— begin DATA PROVIDED —

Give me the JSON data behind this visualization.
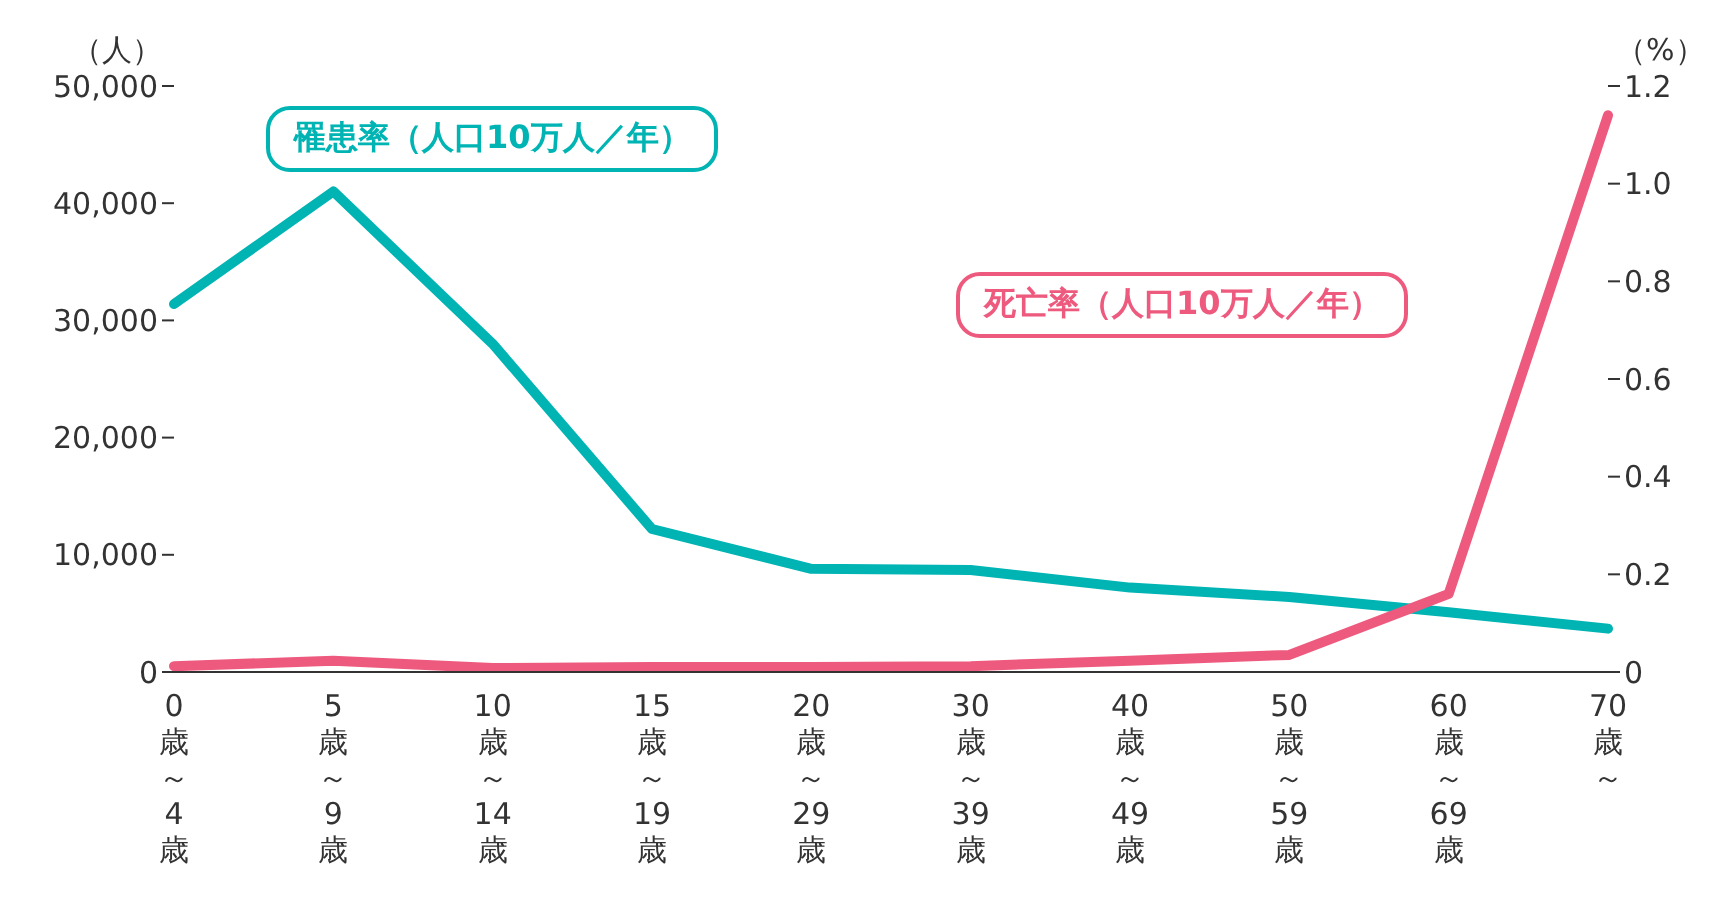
{
  "chart_data": {
    "type": "line",
    "categories": [
      "0歳～4歳",
      "5歳～9歳",
      "10歳～14歳",
      "15歳～19歳",
      "20歳～29歳",
      "30歳～39歳",
      "40歳～49歳",
      "50歳～59歳",
      "60歳～69歳",
      "70歳～"
    ],
    "ylabel": "（人）",
    "y2label": "（%）",
    "series": [
      {
        "name": "罹患率（人口10万人／年）",
        "color": "#00b4b4",
        "values": [
          31400,
          41000,
          28000,
          12200,
          8800,
          8700,
          7200,
          6400,
          5100,
          3700
        ]
      },
      {
        "name": "死亡率（人口10万人／年）",
        "color": "#ee5a7e",
        "axis": "y2",
        "values": [
          0.012,
          0.023,
          0.008,
          0.01,
          0.01,
          0.012,
          0.023,
          0.035,
          0.16,
          1.14
        ]
      }
    ],
    "ylim": [
      0,
      50000
    ],
    "yticks": [
      0,
      {
        "value": 10000,
        "label": "10,000"
      },
      {
        "value": 20000,
        "label": "20,000"
      },
      {
        "value": 30000,
        "label": "30,000"
      },
      {
        "value": 40000,
        "label": "40,000"
      },
      {
        "value": 50000,
        "label": "50,000"
      }
    ],
    "y2lim": [
      0,
      1.2
    ],
    "y2ticks": [
      0,
      0.2,
      0.4,
      0.6,
      0.8,
      {
        "value": 1,
        "label": "1.0"
      },
      1.2
    ],
    "marker": "none",
    "line_style": "solid"
  }
}
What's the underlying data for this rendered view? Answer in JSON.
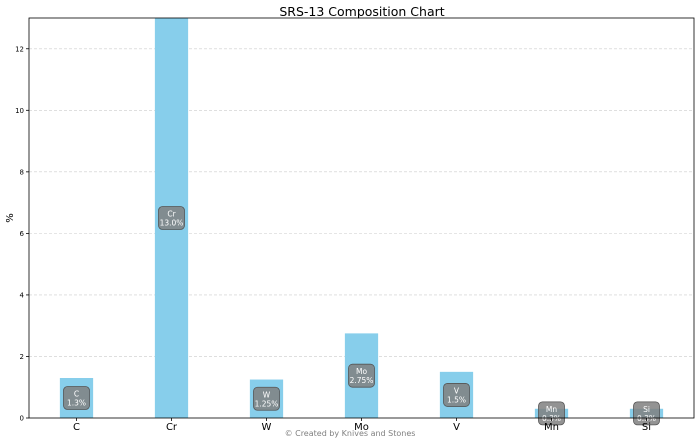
{
  "chart_data": {
    "type": "bar",
    "title": "SRS-13 Composition Chart",
    "xlabel": "",
    "ylabel": "%",
    "categories": [
      "C",
      "Cr",
      "W",
      "Mo",
      "V",
      "Mn",
      "Si"
    ],
    "values": [
      1.3,
      13.0,
      1.25,
      2.75,
      1.5,
      0.3,
      0.3
    ],
    "data_labels": [
      [
        "C",
        "1.3%"
      ],
      [
        "Cr",
        "13.0%"
      ],
      [
        "W",
        "1.25%"
      ],
      [
        "Mo",
        "2.75%"
      ],
      [
        "V",
        "1.5%"
      ],
      [
        "Mn",
        "0.3%"
      ],
      [
        "Si",
        "0.3%"
      ]
    ],
    "ylim": [
      0,
      13
    ],
    "yticks": [
      0,
      2,
      4,
      6,
      8,
      10,
      12
    ],
    "grid": "horizontal dashed",
    "bar_color": "#87ceeb",
    "label_box_color": "#808080"
  },
  "footer": {
    "credit": "© Created by Knives and Stones"
  }
}
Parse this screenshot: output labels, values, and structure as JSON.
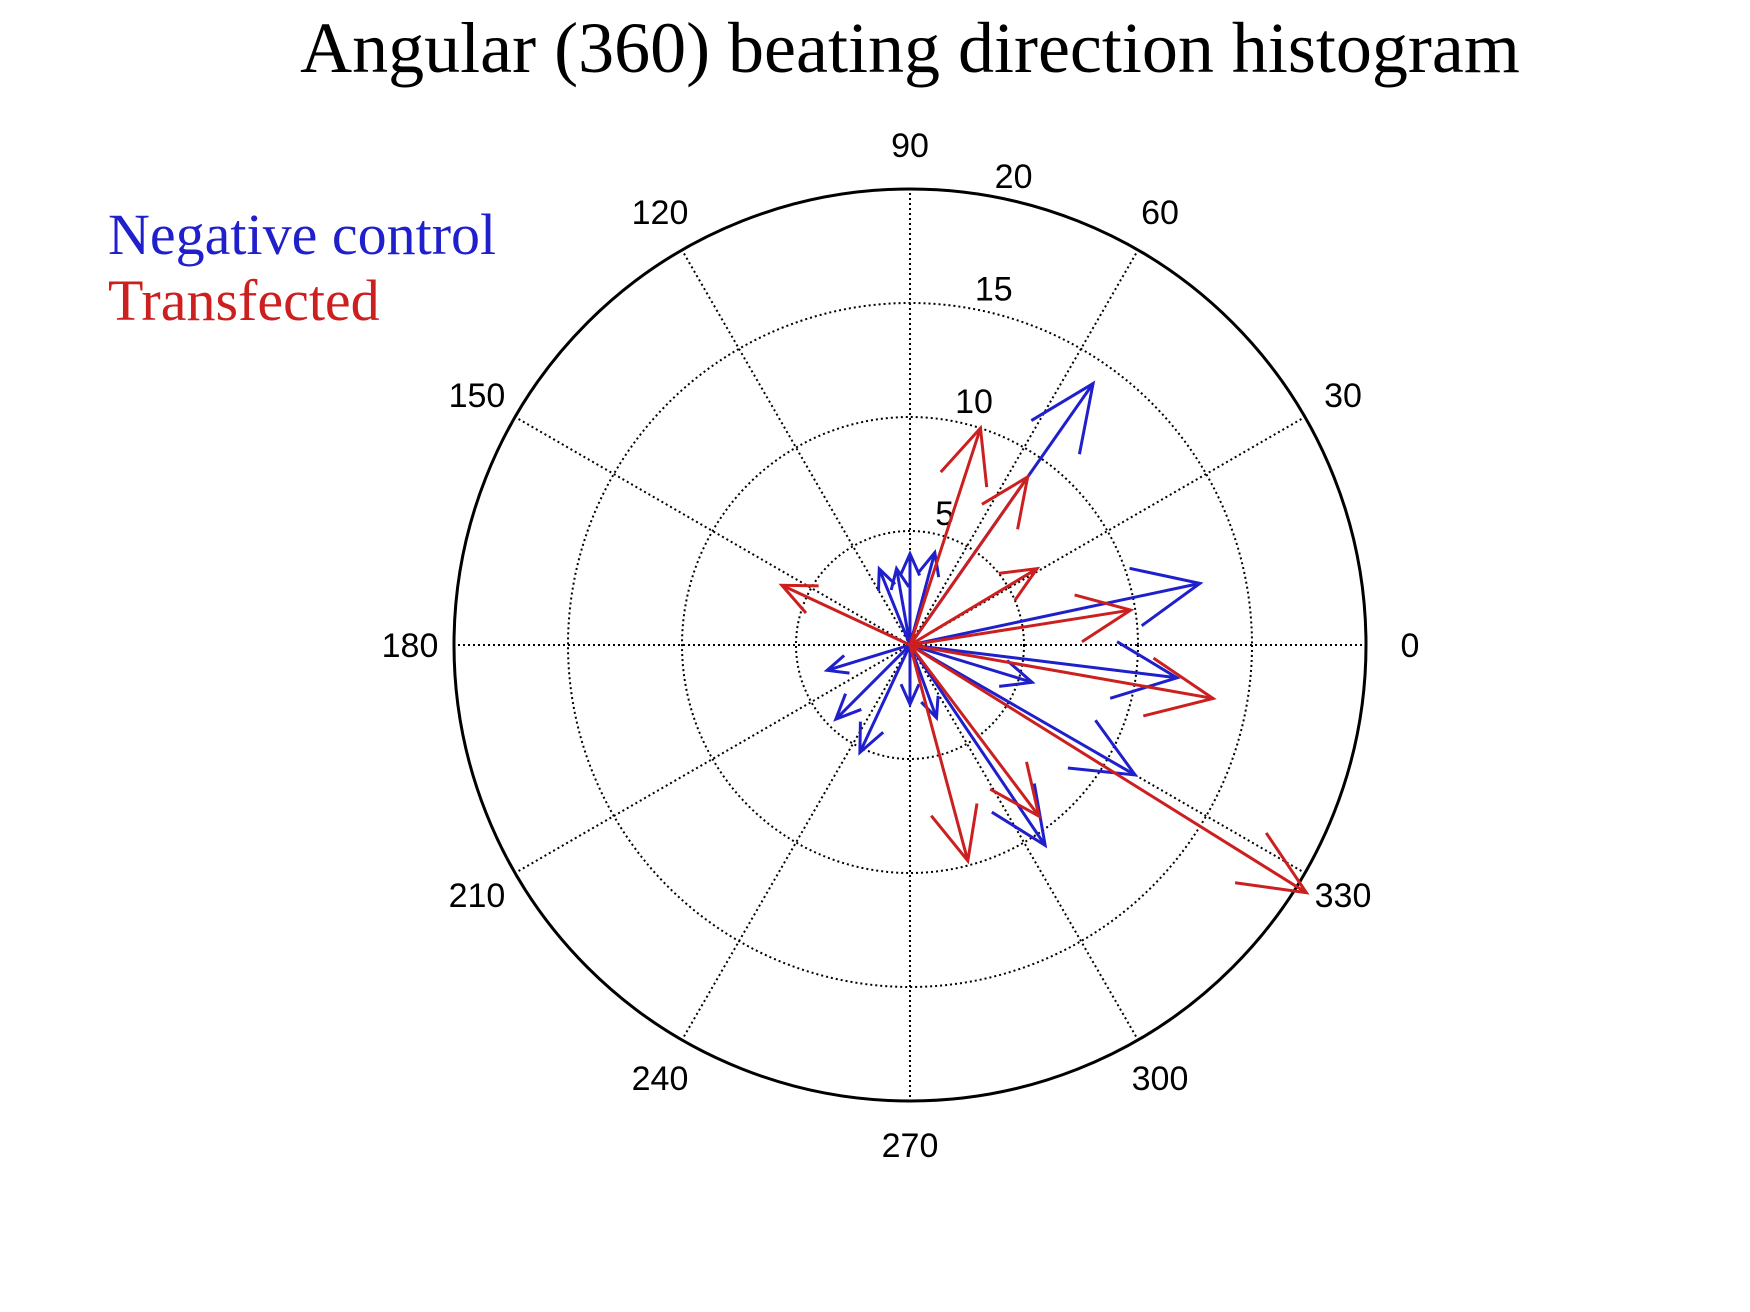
{
  "chart_data": {
    "type": "polar-compass",
    "title": "Angular (360) beating direction histogram",
    "rmax": 20,
    "radial_ticks": [
      5,
      10,
      15,
      20
    ],
    "angle_ticks": [
      0,
      30,
      60,
      90,
      120,
      150,
      180,
      210,
      240,
      270,
      300,
      330
    ],
    "legend": [
      {
        "label": "Negative control",
        "color": "#1f1fcc"
      },
      {
        "label": "Transfected",
        "color": "#cc1f1f"
      }
    ],
    "series": [
      {
        "name": "Negative control",
        "color": "#1f1fcc",
        "vectors": [
          {
            "angle": 55,
            "magnitude": 14.0
          },
          {
            "angle": 12,
            "magnitude": 13.0
          },
          {
            "angle": 353,
            "magnitude": 11.8
          },
          {
            "angle": 330,
            "magnitude": 11.4
          },
          {
            "angle": 304,
            "magnitude": 10.6
          },
          {
            "angle": 343,
            "magnitude": 5.6
          },
          {
            "angle": 75,
            "magnitude": 4.2
          },
          {
            "angle": 90,
            "magnitude": 4.0
          },
          {
            "angle": 100,
            "magnitude": 3.4
          },
          {
            "angle": 112,
            "magnitude": 3.6
          },
          {
            "angle": 197,
            "magnitude": 3.8
          },
          {
            "angle": 225,
            "magnitude": 4.6
          },
          {
            "angle": 245,
            "magnitude": 5.2
          },
          {
            "angle": 270,
            "magnitude": 2.6
          },
          {
            "angle": 290,
            "magnitude": 3.4
          }
        ]
      },
      {
        "name": "Transfected",
        "color": "#cc1f1f",
        "vectors": [
          {
            "angle": 328,
            "magnitude": 20.5
          },
          {
            "angle": 350,
            "magnitude": 13.5
          },
          {
            "angle": 9,
            "magnitude": 9.8
          },
          {
            "angle": 55,
            "magnitude": 9.0
          },
          {
            "angle": 72,
            "magnitude": 10.0
          },
          {
            "angle": 31,
            "magnitude": 6.5
          },
          {
            "angle": 155,
            "magnitude": 6.2
          },
          {
            "angle": 285,
            "magnitude": 9.8
          },
          {
            "angle": 307,
            "magnitude": 9.4
          }
        ]
      }
    ]
  }
}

— end DATA PROVIDED —

From the entries above, copy out every line where the string "Transfected" appears.

        "label": "Transfected",
        "name": "Transfected",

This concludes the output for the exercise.